> INSTRUCTION:
Could you write out the records below exactly as they appear?

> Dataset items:
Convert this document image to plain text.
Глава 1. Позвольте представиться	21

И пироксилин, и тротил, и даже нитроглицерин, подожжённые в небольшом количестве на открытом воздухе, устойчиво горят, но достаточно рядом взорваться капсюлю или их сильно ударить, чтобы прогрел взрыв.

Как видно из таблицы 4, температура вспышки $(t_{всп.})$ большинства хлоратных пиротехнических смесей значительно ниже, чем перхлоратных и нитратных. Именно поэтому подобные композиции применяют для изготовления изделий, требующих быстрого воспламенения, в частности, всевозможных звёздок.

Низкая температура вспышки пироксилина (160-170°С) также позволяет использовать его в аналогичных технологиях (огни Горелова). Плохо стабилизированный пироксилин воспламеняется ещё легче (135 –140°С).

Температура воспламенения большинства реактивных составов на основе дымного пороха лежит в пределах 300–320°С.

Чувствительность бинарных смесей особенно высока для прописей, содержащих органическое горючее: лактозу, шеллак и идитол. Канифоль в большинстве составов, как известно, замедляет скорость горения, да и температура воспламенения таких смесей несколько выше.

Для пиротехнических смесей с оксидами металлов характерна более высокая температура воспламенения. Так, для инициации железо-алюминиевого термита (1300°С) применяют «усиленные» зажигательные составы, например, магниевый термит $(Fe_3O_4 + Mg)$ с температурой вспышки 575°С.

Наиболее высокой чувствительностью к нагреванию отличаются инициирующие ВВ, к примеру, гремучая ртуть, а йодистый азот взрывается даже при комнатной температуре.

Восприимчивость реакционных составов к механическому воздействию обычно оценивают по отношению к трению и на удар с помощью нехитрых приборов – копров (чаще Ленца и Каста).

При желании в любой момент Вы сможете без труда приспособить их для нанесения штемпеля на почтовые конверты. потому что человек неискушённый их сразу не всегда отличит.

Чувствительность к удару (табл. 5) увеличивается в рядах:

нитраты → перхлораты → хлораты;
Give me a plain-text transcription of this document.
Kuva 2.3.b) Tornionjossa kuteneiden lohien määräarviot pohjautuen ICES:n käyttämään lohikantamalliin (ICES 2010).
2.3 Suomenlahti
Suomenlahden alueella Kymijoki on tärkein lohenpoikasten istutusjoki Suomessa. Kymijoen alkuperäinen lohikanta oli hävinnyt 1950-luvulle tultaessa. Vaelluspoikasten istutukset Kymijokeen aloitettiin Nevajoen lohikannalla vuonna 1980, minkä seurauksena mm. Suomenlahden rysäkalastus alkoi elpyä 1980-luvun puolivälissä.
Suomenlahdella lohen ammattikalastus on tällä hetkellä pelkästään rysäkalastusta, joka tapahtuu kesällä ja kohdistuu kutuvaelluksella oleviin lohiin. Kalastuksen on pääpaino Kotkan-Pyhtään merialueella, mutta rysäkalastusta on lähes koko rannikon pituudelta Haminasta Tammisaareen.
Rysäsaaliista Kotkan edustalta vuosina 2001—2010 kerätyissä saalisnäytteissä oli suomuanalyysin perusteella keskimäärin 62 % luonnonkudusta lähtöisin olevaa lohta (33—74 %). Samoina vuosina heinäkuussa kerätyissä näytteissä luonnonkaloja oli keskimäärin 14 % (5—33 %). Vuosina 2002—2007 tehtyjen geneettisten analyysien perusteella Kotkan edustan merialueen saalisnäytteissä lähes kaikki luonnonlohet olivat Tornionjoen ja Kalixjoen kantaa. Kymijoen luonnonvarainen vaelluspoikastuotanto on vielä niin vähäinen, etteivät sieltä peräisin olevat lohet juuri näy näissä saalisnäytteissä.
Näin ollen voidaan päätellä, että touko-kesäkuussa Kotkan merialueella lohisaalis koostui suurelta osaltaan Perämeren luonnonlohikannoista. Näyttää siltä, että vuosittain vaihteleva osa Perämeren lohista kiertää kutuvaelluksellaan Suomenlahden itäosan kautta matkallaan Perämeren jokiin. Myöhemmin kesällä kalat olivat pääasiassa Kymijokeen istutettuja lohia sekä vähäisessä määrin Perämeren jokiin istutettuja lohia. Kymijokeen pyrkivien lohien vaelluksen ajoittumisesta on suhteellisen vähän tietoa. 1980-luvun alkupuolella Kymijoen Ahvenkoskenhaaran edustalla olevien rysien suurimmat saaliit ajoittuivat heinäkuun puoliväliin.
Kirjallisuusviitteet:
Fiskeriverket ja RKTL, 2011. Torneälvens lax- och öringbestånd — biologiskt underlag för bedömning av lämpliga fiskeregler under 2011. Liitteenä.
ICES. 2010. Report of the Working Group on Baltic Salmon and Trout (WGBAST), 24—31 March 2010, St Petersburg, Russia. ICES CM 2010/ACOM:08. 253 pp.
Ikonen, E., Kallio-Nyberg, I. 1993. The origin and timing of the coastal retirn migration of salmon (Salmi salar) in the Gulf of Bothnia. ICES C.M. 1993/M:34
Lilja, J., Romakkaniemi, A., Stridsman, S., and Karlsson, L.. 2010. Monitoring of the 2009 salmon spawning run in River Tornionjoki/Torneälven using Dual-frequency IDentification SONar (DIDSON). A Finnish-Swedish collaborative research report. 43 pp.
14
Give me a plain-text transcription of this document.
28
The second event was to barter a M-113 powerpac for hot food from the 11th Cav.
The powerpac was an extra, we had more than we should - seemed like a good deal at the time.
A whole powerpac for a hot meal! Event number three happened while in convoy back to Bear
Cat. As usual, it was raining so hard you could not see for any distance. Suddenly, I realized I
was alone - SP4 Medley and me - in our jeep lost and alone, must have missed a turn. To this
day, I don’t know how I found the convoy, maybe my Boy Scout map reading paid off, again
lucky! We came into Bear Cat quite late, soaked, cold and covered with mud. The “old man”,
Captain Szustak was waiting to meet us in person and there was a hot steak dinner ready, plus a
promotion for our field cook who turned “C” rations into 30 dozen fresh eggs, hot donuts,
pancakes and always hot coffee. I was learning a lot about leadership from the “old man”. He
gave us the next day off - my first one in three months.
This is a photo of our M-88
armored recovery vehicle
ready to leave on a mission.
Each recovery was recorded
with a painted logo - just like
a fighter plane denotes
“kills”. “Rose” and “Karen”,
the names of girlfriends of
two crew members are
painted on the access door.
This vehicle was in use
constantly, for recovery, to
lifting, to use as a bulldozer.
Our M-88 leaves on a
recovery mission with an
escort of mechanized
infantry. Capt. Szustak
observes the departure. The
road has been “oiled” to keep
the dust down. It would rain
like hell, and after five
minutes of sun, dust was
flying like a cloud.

> SOLUTION TO THIS PROBLEM:
Convert this document image to plain text.
Глава 1. Позвольте представиться	21

И пироксилин, и тротил, и даже нитроглицерин, подожжённые в небольшом количестве на открытом воздухе, устойчиво горят, но достаточно рядом взорваться капсюлю или их сильно ударить, чтобы прогрел взрыв.

Как видно из таблицы 4, температура вспышки $(t_{всп.})$ большинства хлоратных пиротехнических смесей значительно ниже, чем перхлоратных и нитратных. Именно поэтому подобные композиции применяют для изготовления изделий, требующих быстрого воспламенения, в частности, всевозможных звёздок.

Низкая температура вспышки пироксилина (160-170°С) также позволяет использовать его в аналогичных технологиях (огни Горелова). Плохо стабилизированный пироксилин воспламеняется ещё легче (135 –140°С).

Температура воспламенения большинства реактивных составов на основе дымного пороха лежит в пределах 300–320°С.

Чувствительность бинарных смесей особенно высока для прописей, содержащих органическое горючее: лактозу, шеллак и идитол. Канифоль в большинстве составов, как известно, замедляет скорость горения, да и температура воспламенения таких смесей несколько выше.

Для пиротехнических смесей с оксидами металлов характерна более высокая температура воспламенения. Так, для инициации железо-алюминиевого термита (1300°С) применяют «усиленные» зажигательные составы, например, магниевый термит $(Fe_3O_4 + Mg)$ с температурой вспышки 575°С.

Наиболее высокой чувствительностью к нагреванию отличаются инициирующие ВВ, к примеру, гремучая ртуть, а йодистый азот взрывается даже при комнатной температуре.

Восприимчивость реакционных составов к механическому воздействию обычно оценивают по отношению к трению и на удар с помощью нехитрых приборов – копров (чаще Ленца и Каста).

При желании в любой момент Вы сможете без труда приспособить их для нанесения штемпеля на почтовые конверты. потому что человек неискушённый их сразу не всегда отличит.

Чувствительность к удару (табл. 5) увеличивается в рядах:

нитраты → перхлораты → хлораты;
Give me a plain-text transcription of this document.
Kuva 2.3.b) Tornionjossa kuteneiden lohien määräarviot pohjautuen ICES:n käyttämään lohikantamalliin (ICES 2010).
2.3 Suomenlahti
Suomenlahden alueella Kymijoki on tärkein lohenpoikasten istutusjoki Suomessa. Kymijoen alkuperäinen lohikanta oli hävinnyt 1950-luvulle tultaessa. Vaelluspoikasten istutukset Kymijokeen aloitettiin Nevajoen lohikannalla vuonna 1980, minkä seurauksena mm. Suomenlahden rysäkalastus alkoi elpyä 1980-luvun puolivälissä.
Suomenlahdella lohen ammattikalastus on tällä hetkellä pelkästään rysäkalastusta, joka tapahtuu kesällä ja kohdistuu kutuvaelluksella oleviin lohiin. Kalastuksen on pääpaino Kotkan-Pyhtään merialueella, mutta rysäkalastusta on lähes koko rannikon pituudelta Haminasta Tammisaareen.
Rysäsaaliista Kotkan edustalta vuosina 2001—2010 kerätyissä saalisnäytteissä oli suomuanalyysin perusteella keskimäärin 62 % luonnonkudusta lähtöisin olevaa lohta (33—74 %). Samoina vuosina heinäkuussa kerätyissä näytteissä luonnonkaloja oli keskimäärin 14 % (5—33 %). Vuosina 2002—2007 tehtyjen geneettisten analyysien perusteella Kotkan edustan merialueen saalisnäytteissä lähes kaikki luonnonlohet olivat Tornionjoen ja Kalixjoen kantaa. Kymijoen luonnonvarainen vaelluspoikastuotanto on vielä niin vähäinen, etteivät sieltä peräisin olevat lohet juuri näy näissä saalisnäytteissä.
Näin ollen voidaan päätellä, että touko-kesäkuussa Kotkan merialueella lohisaalis koostui suurelta osaltaan Perämeren luonnonlohikannoista. Näyttää siltä, että vuosittain vaihteleva osa Perämeren lohista kiertää kutuvaelluksellaan Suomenlahden itäosan kautta matkallaan Perämeren jokiin. Myöhemmin kesällä kalat olivat pääasiassa Kymijokeen istutettuja lohia sekä vähäisessä määrin Perämeren jokiin istutettuja lohia. Kymijokeen pyrkivien lohien vaelluksen ajoittumisesta on suhteellisen vähän tietoa. 1980-luvun alkupuolella Kymijoen Ahvenkoskenhaaran edustalla olevien rysien suurimmat saaliit ajoittuivat heinäkuun puoliväliin.
Kirjallisuusviitteet:
Fiskeriverket ja RKTL, 2011. Torneälvens lax- och öringbestånd — biologiskt underlag för bedömning av lämpliga fiskeregler under 2011. Liitteenä.
ICES. 2010. Report of the Working Group on Baltic Salmon and Trout (WGBAST), 24—31 March 2010, St Petersburg, Russia. ICES CM 2010/ACOM:08. 253 pp.
Ikonen, E., Kallio-Nyberg, I. 1993. The origin and timing of the coastal retirn migration of salmon (Salmi salar) in the Gulf of Bothnia. ICES C.M. 1993/M:34
Lilja, J., Romakkaniemi, A., Stridsman, S., and Karlsson, L.. 2010. Monitoring of the 2009 salmon spawning run in River Tornionjoki/Torneälven using Dual-frequency IDentification SONar (DIDSON). A Finnish-Swedish collaborative research report. 43 pp.
14
Give me a plain-text transcription of this document.
28
The second event was to barter a M-113 powerpac for hot food from the 11th Cav.
The powerpac was an extra, we had more than we should - seemed like a good deal at the time.
A whole powerpac for a hot meal! Event number three happened while in convoy back to Bear
Cat. As usual, it was raining so hard you could not see for any distance. Suddenly, I realized I
was alone - SP4 Medley and me - in our jeep lost and alone, must have missed a turn. To this
day, I don’t know how I found the convoy, maybe my Boy Scout map reading paid off, again
lucky! We came into Bear Cat quite late, soaked, cold and covered with mud. The “old man”,
Captain Szustak was waiting to meet us in person and there was a hot steak dinner ready, plus a
promotion for our field cook who turned “C” rations into 30 dozen fresh eggs, hot donuts,
pancakes and always hot coffee. I was learning a lot about leadership from the “old man”. He
gave us the next day off - my first one in three months.
This is a photo of our M-88
armored recovery vehicle
ready to leave on a mission.
Each recovery was recorded
with a painted logo - just like
a fighter plane denotes
“kills”. “Rose” and “Karen”,
the names of girlfriends of
two crew members are
painted on the access door.
This vehicle was in use
constantly, for recovery, to
lifting, to use as a bulldozer.
Our M-88 leaves on a
recovery mission with an
escort of mechanized
infantry. Capt. Szustak
observes the departure. The
road has been “oiled” to keep
the dust down. It would rain
like hell, and after five
minutes of sun, dust was
flying like a cloud.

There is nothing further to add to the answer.